[THE INPUT]
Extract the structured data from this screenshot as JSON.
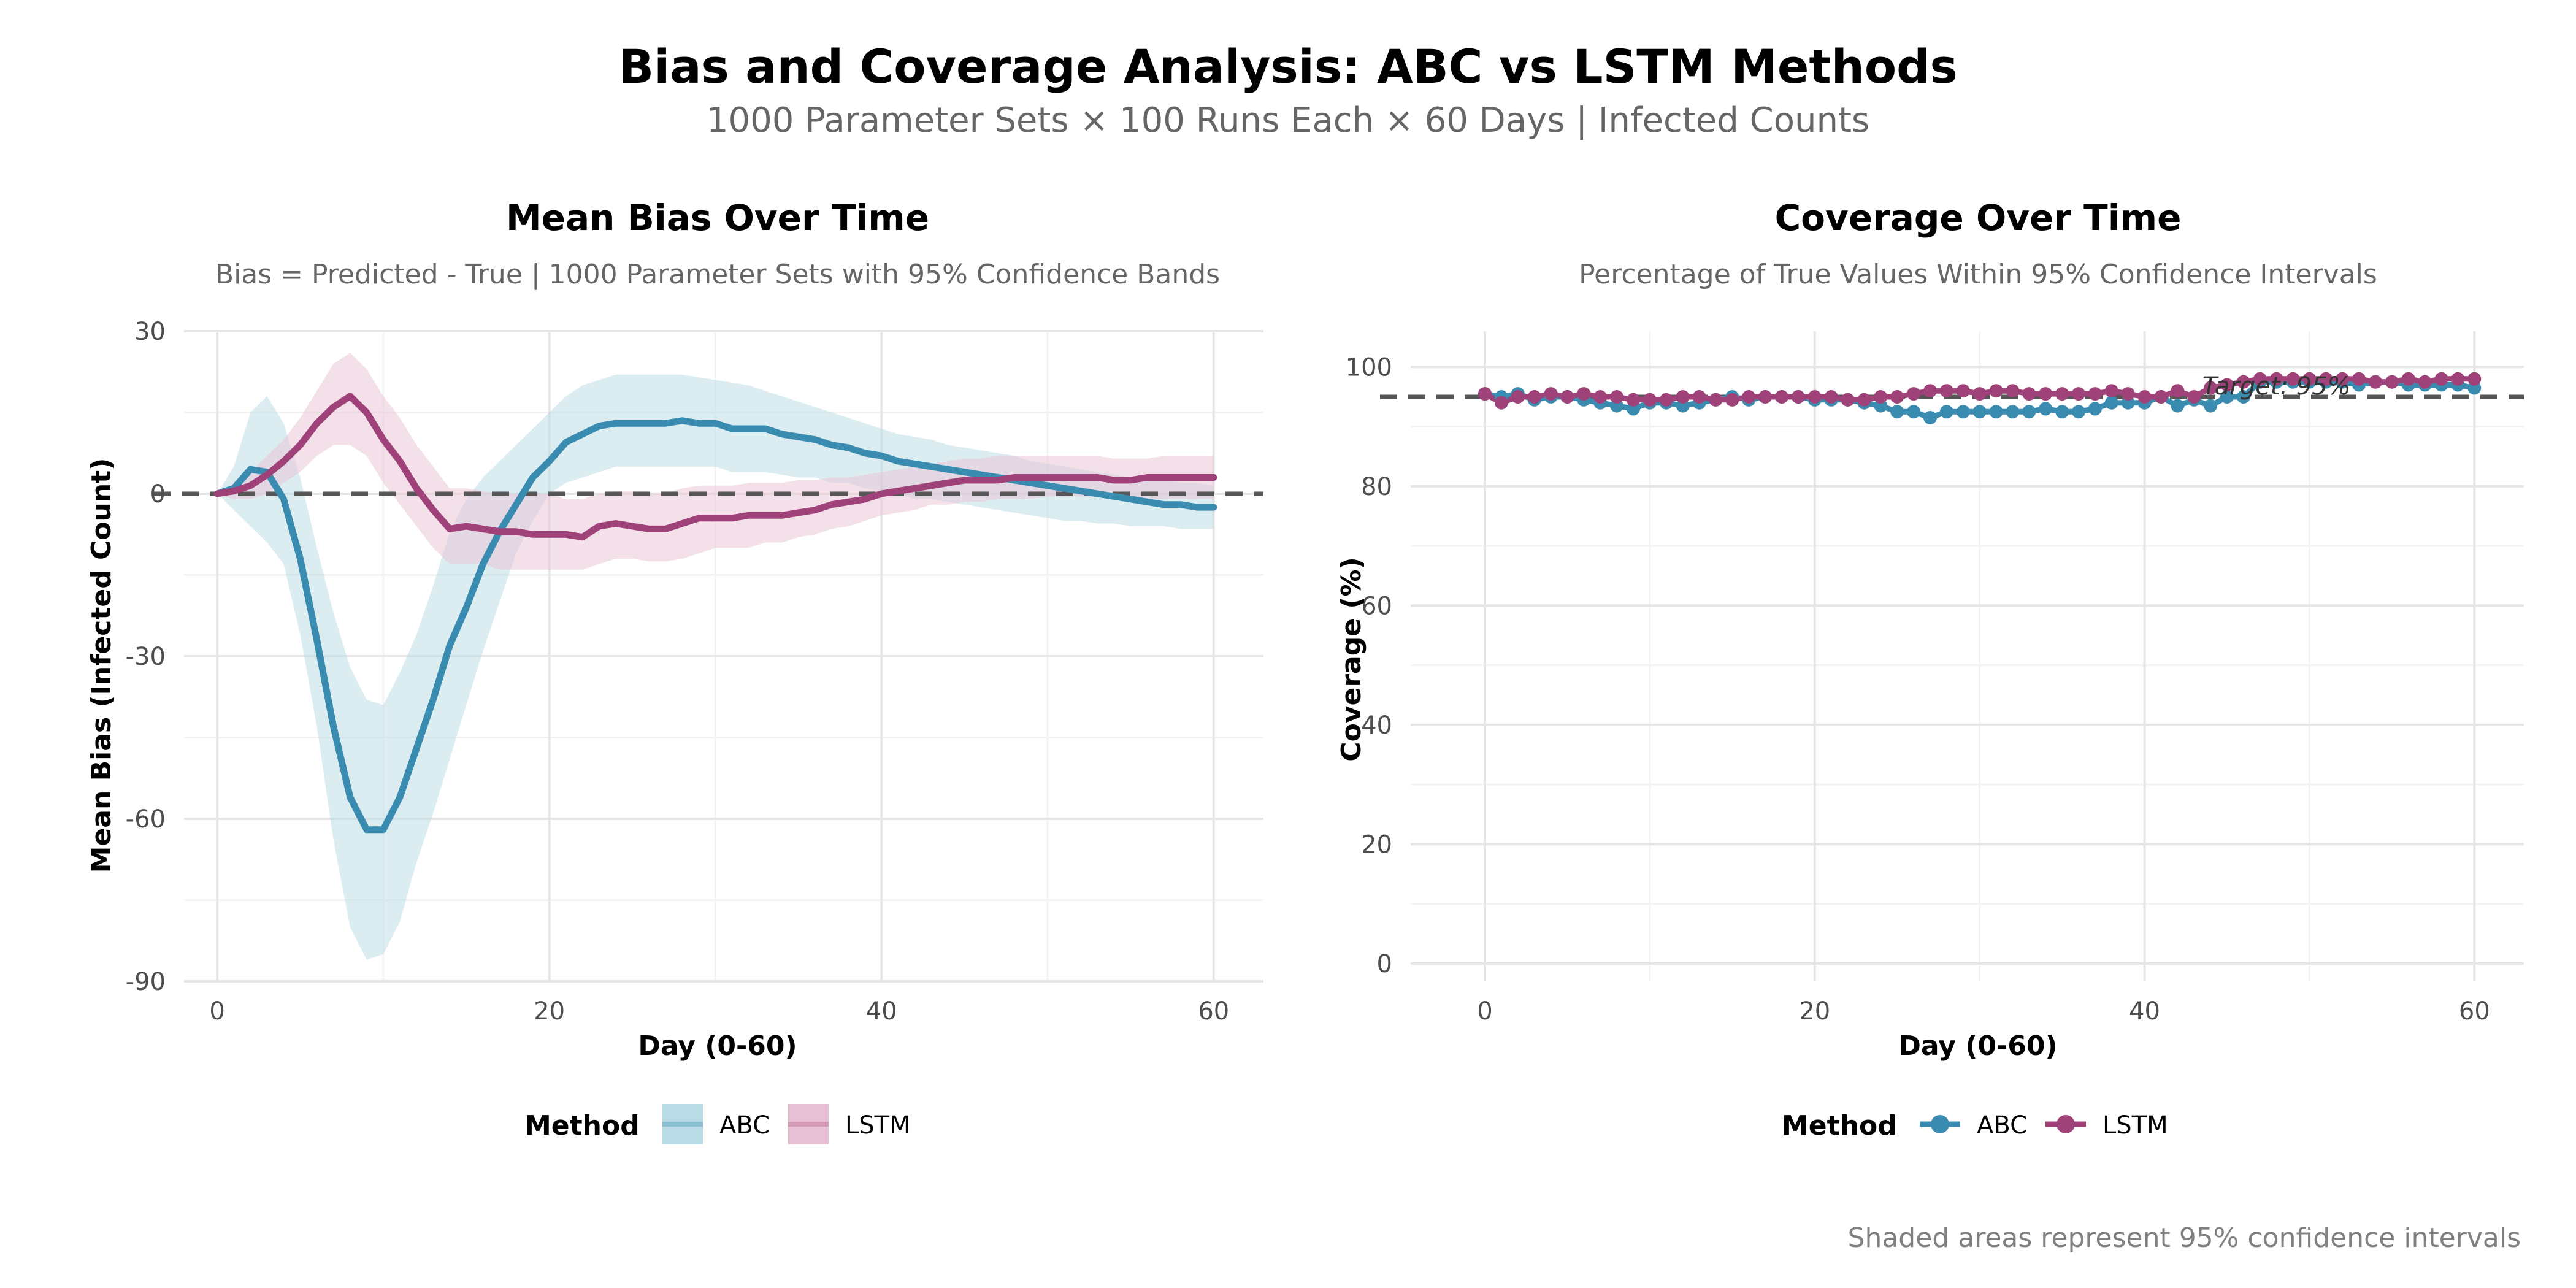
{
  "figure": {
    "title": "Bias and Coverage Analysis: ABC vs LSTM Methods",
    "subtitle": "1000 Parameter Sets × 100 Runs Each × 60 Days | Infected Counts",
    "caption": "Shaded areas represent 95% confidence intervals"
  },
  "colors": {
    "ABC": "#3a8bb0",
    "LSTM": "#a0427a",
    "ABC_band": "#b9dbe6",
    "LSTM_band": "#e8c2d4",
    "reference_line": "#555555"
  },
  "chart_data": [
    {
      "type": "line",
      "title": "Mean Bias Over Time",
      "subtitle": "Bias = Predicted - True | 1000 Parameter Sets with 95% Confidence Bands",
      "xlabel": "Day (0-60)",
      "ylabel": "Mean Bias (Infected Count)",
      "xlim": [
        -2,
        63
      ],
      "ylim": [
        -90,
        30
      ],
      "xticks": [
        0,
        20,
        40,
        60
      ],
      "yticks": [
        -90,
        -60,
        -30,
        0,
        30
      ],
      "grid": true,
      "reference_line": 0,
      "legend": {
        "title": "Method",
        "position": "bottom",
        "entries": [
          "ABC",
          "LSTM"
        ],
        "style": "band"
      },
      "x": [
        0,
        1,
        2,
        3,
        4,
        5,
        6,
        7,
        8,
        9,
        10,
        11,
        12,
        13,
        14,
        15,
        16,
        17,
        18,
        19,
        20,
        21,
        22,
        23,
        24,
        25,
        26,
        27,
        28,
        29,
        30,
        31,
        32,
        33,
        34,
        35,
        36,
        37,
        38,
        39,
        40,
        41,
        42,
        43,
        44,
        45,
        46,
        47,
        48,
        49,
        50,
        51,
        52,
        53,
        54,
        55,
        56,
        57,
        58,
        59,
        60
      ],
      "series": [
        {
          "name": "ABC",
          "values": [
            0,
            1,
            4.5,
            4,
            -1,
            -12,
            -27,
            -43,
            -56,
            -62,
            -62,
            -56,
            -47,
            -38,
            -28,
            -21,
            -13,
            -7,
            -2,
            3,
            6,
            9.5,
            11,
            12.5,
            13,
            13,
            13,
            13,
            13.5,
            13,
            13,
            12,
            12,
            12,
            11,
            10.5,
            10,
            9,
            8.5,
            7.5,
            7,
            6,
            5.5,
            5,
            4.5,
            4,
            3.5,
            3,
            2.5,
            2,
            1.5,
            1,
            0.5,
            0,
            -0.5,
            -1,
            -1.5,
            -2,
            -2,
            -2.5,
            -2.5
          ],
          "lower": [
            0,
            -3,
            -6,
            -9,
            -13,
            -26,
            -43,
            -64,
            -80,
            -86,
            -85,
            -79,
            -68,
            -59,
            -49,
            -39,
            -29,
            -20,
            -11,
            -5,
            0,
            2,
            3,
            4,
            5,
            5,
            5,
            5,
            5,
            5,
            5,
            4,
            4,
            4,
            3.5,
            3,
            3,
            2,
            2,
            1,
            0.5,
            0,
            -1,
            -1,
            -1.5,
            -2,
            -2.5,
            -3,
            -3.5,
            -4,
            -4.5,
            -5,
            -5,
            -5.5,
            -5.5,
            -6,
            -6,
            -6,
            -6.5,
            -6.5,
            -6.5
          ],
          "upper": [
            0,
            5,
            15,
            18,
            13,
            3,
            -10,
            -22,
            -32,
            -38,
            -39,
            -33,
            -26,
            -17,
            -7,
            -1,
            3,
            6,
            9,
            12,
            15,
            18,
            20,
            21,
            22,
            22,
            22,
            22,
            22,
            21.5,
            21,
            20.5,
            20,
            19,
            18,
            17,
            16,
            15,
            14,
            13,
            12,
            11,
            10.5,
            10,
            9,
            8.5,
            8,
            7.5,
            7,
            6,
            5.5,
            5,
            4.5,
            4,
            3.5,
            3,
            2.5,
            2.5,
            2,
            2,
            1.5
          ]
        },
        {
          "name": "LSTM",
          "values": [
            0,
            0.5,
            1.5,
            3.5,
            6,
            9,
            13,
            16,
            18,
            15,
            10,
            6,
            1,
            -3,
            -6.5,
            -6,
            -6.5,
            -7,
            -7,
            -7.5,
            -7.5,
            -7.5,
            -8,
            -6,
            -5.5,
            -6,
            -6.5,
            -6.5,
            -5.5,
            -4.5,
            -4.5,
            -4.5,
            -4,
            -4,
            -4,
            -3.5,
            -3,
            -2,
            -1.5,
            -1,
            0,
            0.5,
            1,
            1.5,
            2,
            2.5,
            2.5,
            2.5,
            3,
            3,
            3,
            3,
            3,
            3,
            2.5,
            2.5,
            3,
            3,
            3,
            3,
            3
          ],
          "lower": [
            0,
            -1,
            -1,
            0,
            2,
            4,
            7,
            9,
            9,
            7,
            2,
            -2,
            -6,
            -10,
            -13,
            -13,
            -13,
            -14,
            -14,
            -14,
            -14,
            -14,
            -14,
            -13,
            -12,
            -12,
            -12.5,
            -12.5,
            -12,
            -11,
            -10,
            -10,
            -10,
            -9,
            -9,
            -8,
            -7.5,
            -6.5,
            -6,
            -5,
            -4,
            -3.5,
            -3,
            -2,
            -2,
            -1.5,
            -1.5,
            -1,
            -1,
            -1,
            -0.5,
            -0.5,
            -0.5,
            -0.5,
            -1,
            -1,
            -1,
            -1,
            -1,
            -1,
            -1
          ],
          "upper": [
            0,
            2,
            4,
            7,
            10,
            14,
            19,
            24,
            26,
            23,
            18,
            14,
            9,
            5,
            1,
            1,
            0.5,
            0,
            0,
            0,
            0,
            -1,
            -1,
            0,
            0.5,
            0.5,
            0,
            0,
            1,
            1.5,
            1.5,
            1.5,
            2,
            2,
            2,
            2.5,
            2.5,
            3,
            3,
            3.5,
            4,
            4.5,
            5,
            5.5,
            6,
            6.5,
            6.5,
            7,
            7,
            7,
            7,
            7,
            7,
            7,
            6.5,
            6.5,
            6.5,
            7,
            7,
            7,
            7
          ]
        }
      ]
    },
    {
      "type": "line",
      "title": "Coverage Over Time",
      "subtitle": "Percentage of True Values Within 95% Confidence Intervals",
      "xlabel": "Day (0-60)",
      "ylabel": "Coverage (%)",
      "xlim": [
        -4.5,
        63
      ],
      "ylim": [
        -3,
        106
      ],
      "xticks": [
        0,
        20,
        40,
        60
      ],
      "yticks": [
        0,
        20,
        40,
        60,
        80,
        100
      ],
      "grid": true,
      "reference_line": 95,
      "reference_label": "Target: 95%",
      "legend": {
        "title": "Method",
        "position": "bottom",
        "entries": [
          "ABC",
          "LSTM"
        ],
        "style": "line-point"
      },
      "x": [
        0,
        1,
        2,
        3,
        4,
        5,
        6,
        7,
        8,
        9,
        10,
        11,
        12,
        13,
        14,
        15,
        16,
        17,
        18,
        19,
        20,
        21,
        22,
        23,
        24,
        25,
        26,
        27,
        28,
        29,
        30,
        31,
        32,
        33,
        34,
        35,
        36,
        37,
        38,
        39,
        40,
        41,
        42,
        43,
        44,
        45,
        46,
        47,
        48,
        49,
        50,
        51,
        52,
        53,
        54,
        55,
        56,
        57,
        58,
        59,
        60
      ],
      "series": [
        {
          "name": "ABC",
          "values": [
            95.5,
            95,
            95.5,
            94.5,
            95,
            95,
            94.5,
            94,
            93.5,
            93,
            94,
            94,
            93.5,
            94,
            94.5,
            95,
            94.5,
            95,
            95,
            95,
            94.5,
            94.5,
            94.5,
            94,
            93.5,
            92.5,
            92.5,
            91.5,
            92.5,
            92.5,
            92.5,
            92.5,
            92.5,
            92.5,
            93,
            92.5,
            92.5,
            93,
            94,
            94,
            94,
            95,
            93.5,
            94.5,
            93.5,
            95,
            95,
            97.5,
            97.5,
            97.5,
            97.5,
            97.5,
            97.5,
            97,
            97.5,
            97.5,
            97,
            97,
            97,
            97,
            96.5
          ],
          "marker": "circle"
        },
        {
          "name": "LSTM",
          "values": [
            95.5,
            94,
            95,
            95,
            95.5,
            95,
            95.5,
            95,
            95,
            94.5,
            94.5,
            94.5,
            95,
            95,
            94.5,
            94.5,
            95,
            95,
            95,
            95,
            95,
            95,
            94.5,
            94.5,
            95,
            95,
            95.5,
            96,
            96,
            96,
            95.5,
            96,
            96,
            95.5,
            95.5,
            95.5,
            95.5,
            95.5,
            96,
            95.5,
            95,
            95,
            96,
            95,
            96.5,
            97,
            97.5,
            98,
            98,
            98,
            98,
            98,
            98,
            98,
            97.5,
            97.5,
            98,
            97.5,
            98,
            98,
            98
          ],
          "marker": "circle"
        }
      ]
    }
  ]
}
...
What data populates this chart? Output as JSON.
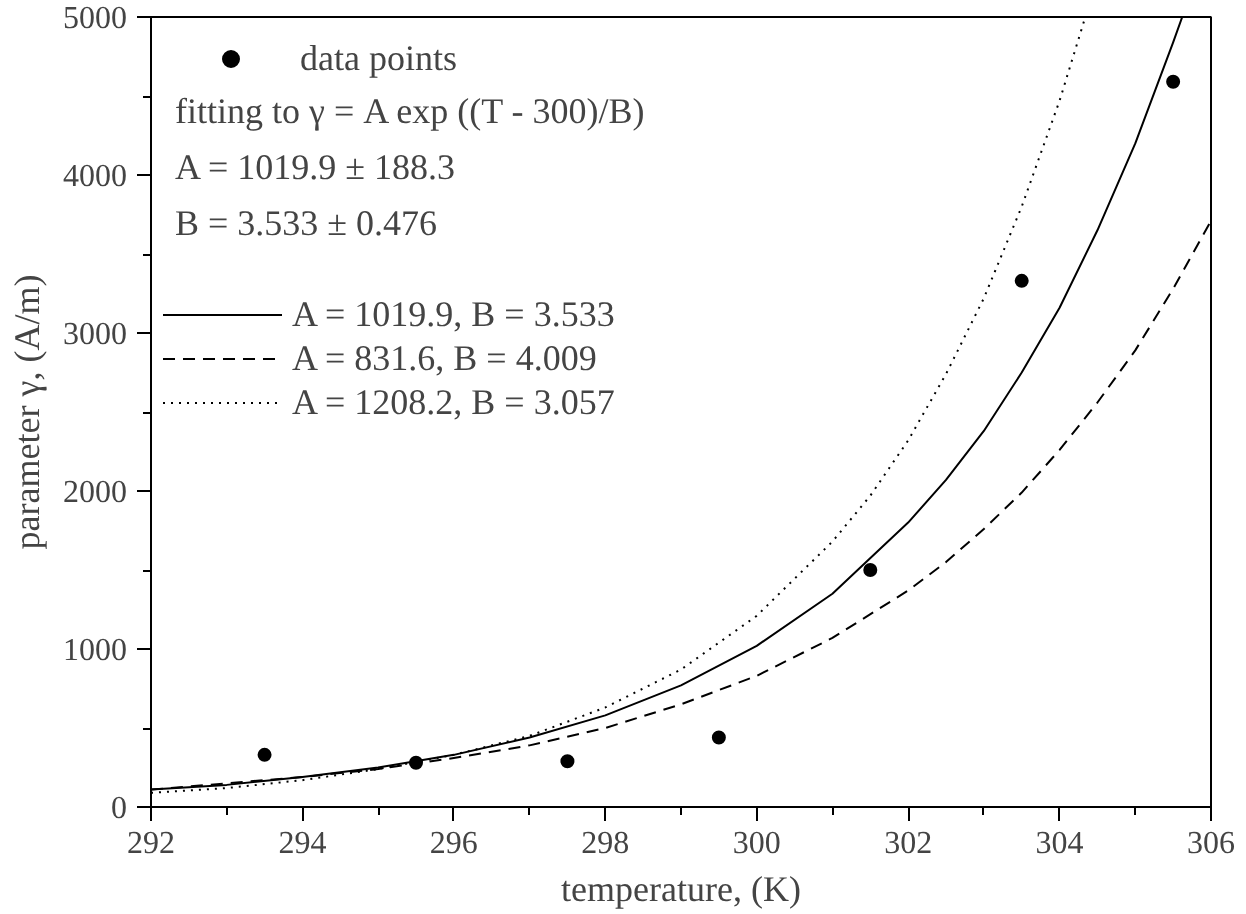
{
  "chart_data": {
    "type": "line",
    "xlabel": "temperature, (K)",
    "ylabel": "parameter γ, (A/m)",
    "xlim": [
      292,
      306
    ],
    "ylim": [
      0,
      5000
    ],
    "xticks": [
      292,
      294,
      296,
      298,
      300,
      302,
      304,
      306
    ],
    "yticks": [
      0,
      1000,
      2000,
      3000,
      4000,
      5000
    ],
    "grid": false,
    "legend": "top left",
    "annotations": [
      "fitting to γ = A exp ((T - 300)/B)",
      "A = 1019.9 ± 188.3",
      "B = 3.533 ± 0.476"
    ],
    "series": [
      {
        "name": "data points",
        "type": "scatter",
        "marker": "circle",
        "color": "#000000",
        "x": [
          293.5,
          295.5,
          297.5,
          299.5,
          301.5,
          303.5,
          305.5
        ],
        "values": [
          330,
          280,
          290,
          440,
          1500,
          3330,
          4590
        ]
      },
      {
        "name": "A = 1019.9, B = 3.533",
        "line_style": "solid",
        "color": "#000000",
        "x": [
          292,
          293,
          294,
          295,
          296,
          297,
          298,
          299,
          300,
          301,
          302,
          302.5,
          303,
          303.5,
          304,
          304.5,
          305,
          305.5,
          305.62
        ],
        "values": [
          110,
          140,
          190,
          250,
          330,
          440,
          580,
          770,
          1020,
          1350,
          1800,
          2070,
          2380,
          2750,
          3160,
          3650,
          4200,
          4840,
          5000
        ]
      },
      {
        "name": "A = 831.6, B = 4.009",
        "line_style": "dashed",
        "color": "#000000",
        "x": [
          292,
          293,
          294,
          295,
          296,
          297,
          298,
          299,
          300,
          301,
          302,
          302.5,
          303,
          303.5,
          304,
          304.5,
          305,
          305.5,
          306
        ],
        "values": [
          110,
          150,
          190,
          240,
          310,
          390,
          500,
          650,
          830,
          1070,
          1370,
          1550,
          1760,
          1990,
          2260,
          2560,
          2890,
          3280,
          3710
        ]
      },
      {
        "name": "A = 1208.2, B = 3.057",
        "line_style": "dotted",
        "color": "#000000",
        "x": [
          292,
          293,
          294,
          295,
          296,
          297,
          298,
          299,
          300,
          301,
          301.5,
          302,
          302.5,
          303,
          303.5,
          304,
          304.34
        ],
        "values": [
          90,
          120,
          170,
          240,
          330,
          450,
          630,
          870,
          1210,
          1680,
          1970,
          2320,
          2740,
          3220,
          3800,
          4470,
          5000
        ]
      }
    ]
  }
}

[WHAT THE TASK ASKS] Within the records above, how many lines include the word "type"? State the number by itself.

[SOLUTION TO THIS TASK] 4